[START RECORDS FOR THIS EXERCISE]

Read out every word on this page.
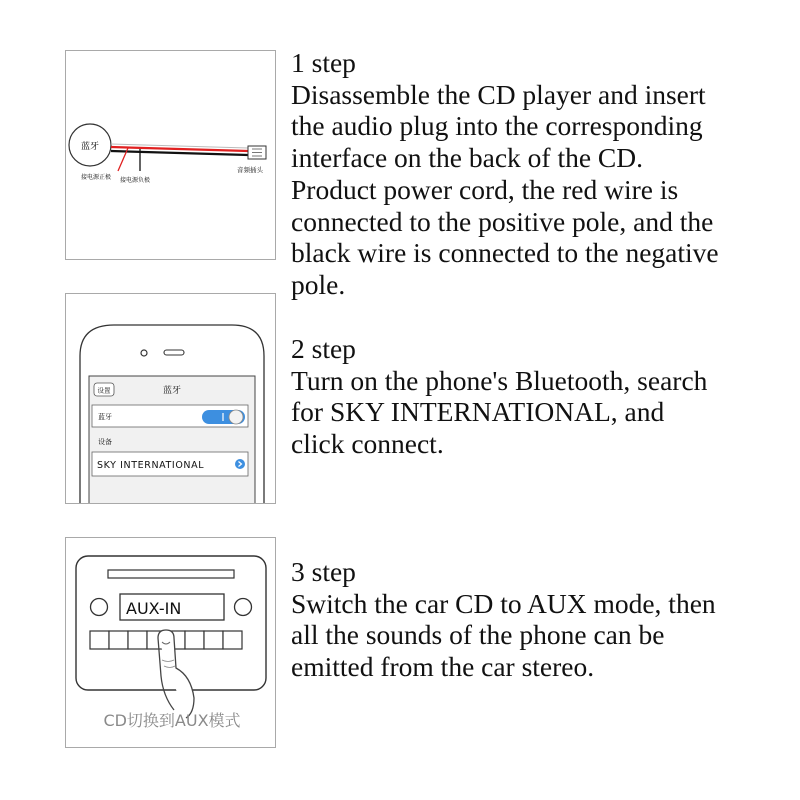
蓝牙
接电源正极 接电源负极
音频插头
1 step
Disassemble the CD player and insert
the audio plug into the corresponding
interface on the back of the CD.
Product power cord, the red wire is
connected to the positive pole, and the
black wire is connected to the negative
pole.
设置	蓝牙
蓝牙
设备
SKY INTERNATIONAL
2 step
Turn on the phone's Bluetooth, search
for SKY INTERNATIONAL, and
click connect.
AUX-IN
CD切换到AUX模式
3 step
Switch the car CD to AUX mode, then
all the sounds of the phone can be
emitted from the car stereo.
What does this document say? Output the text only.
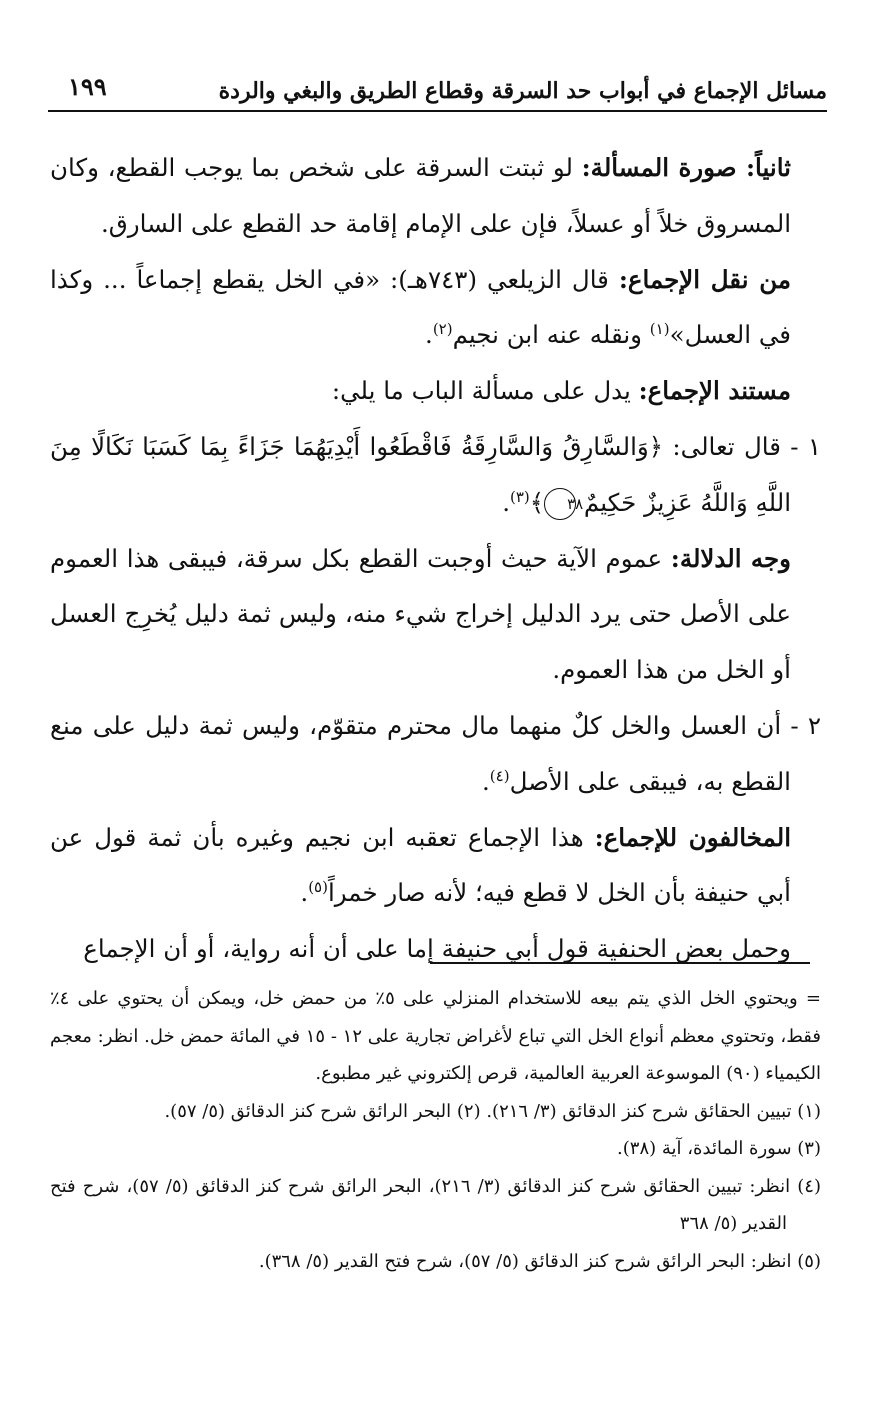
مسائل الإجماع في أبواب حد السرقة وقطاع الطريق والبغي والردة
١٩٩

ثانياً: صورة المسألة: لو ثبتت السرقة على شخص بما يوجب القطع، وكان المسروق خلاً أو عسلاً، فإن على الإمام إقامة حد القطع على السارق.

من نقل الإجماع: قال الزيلعي (٧٤٣هـ): «في الخل يقطع إجماعاً ... وكذا في العسل»$^{(١)}$ ونقله عنه ابن نجيم$^{(٢)}$.

مستند الإجماع: يدل على مسألة الباب ما يلي:

١ - قال تعالى: ﴿وَالسَّارِقُ وَالسَّارِقَةُ فَاقْطَعُوا أَيْدِيَهُمَا جَزَاءً بِمَا كَسَبَا نَكَالًا مِنَ اللَّهِ وَاللَّهُ عَزِيزٌ حَكِيمٌ ٣٨﴾$^{(٣)}$.

وجه الدلالة: عموم الآية حيث أوجبت القطع بكل سرقة، فيبقى هذا العموم على الأصل حتى يرد الدليل إخراج شيء منه، وليس ثمة دليل يُخرِج العسل أو الخل من هذا العموم.

٢ - أن العسل والخل كلٌ منهما مال محترم متقوّم، وليس ثمة دليل على منع القطع به، فيبقى على الأصل$^{(٤)}$.

المخالفون للإجماع: هذا الإجماع تعقبه ابن نجيم وغيره بأن ثمة قول عن أبي حنيفة بأن الخل لا قطع فيه؛ لأنه صار خمراً$^{(٥)}$.

وحمل بعض الحنفية قول أبي حنيفة إما على أن أنه رواية، أو أن الإجماع

= ويحتوي الخل الذي يتم بيعه للاستخدام المنزلي على ٥٪ من حمض خل، ويمكن أن يحتوي على ٤٪ فقط، وتحتوي معظم أنواع الخل التي تباع لأغراض تجارية على ١٢ - ١٥ في المائة حمض خل. انظر: معجم الكيمياء (٩٠) الموسوعة العربية العالمية، قرص إلكتروني غير مطبوع.

(١) تبيين الحقائق شرح كنز الدقائق (٣/ ٢١٦). (٢) البحر الرائق شرح كنز الدقائق (٥/ ٥٧).

(٣) سورة المائدة، آية (٣٨).

(٤) انظر: تبيين الحقائق شرح كنز الدقائق (٣/ ٢١٦)، البحر الرائق شرح كنز الدقائق (٥/ ٥٧)، شرح فتح القدير (٥/ ٣٦٨

(٥) انظر: البحر الرائق شرح كنز الدقائق (٥/ ٥٧)، شرح فتح القدير (٥/ ٣٦٨).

[END RECORDS FOR THIS EXERCISE]

EXERCISE DESCRIPTION —
All of the records above must be copied exactly, except for the pictures.

SOLVED EXERCISE —
Read out every word on this page.
蓝牙
接电源正极 接电源负极
音频插头
1 step
Disassemble the CD player and insert
the audio plug into the corresponding
interface on the back of the CD.
Product power cord, the red wire is
connected to the positive pole, and the
black wire is connected to the negative
pole.
设置	蓝牙
蓝牙
设备
SKY INTERNATIONAL
2 step
Turn on the phone's Bluetooth, search
for SKY INTERNATIONAL, and
click connect.
AUX-IN
CD切换到AUX模式
3 step
Switch the car CD to AUX mode, then
all the sounds of the phone can be
emitted from the car stereo.
What does this document say? Output the text only.
مسائل الإجماع في أبواب حد السرقة وقطاع الطريق والبغي والردة
١٩٩

ثانياً: صورة المسألة: لو ثبتت السرقة على شخص بما يوجب القطع، وكان المسروق خلاً أو عسلاً، فإن على الإمام إقامة حد القطع على السارق.

من نقل الإجماع: قال الزيلعي (٧٤٣هـ): «في الخل يقطع إجماعاً ... وكذا في العسل»$^{(١)}$ ونقله عنه ابن نجيم$^{(٢)}$.

مستند الإجماع: يدل على مسألة الباب ما يلي:

١ - قال تعالى: ﴿وَالسَّارِقُ وَالسَّارِقَةُ فَاقْطَعُوا أَيْدِيَهُمَا جَزَاءً بِمَا كَسَبَا نَكَالًا مِنَ اللَّهِ وَاللَّهُ عَزِيزٌ حَكِيمٌ ٣٨﴾$^{(٣)}$.

وجه الدلالة: عموم الآية حيث أوجبت القطع بكل سرقة، فيبقى هذا العموم على الأصل حتى يرد الدليل إخراج شيء منه، وليس ثمة دليل يُخرِج العسل أو الخل من هذا العموم.

٢ - أن العسل والخل كلٌ منهما مال محترم متقوّم، وليس ثمة دليل على منع القطع به، فيبقى على الأصل$^{(٤)}$.

المخالفون للإجماع: هذا الإجماع تعقبه ابن نجيم وغيره بأن ثمة قول عن أبي حنيفة بأن الخل لا قطع فيه؛ لأنه صار خمراً$^{(٥)}$.

وحمل بعض الحنفية قول أبي حنيفة إما على أن أنه رواية، أو أن الإجماع

= ويحتوي الخل الذي يتم بيعه للاستخدام المنزلي على ٥٪ من حمض خل، ويمكن أن يحتوي على ٤٪ فقط، وتحتوي معظم أنواع الخل التي تباع لأغراض تجارية على ١٢ - ١٥ في المائة حمض خل. انظر: معجم الكيمياء (٩٠) الموسوعة العربية العالمية، قرص إلكتروني غير مطبوع.

(١) تبيين الحقائق شرح كنز الدقائق (٣/ ٢١٦). (٢) البحر الرائق شرح كنز الدقائق (٥/ ٥٧).

(٣) سورة المائدة، آية (٣٨).

(٤) انظر: تبيين الحقائق شرح كنز الدقائق (٣/ ٢١٦)، البحر الرائق شرح كنز الدقائق (٥/ ٥٧)، شرح فتح القدير (٥/ ٣٦٨

(٥) انظر: البحر الرائق شرح كنز الدقائق (٥/ ٥٧)، شرح فتح القدير (٥/ ٣٦٨).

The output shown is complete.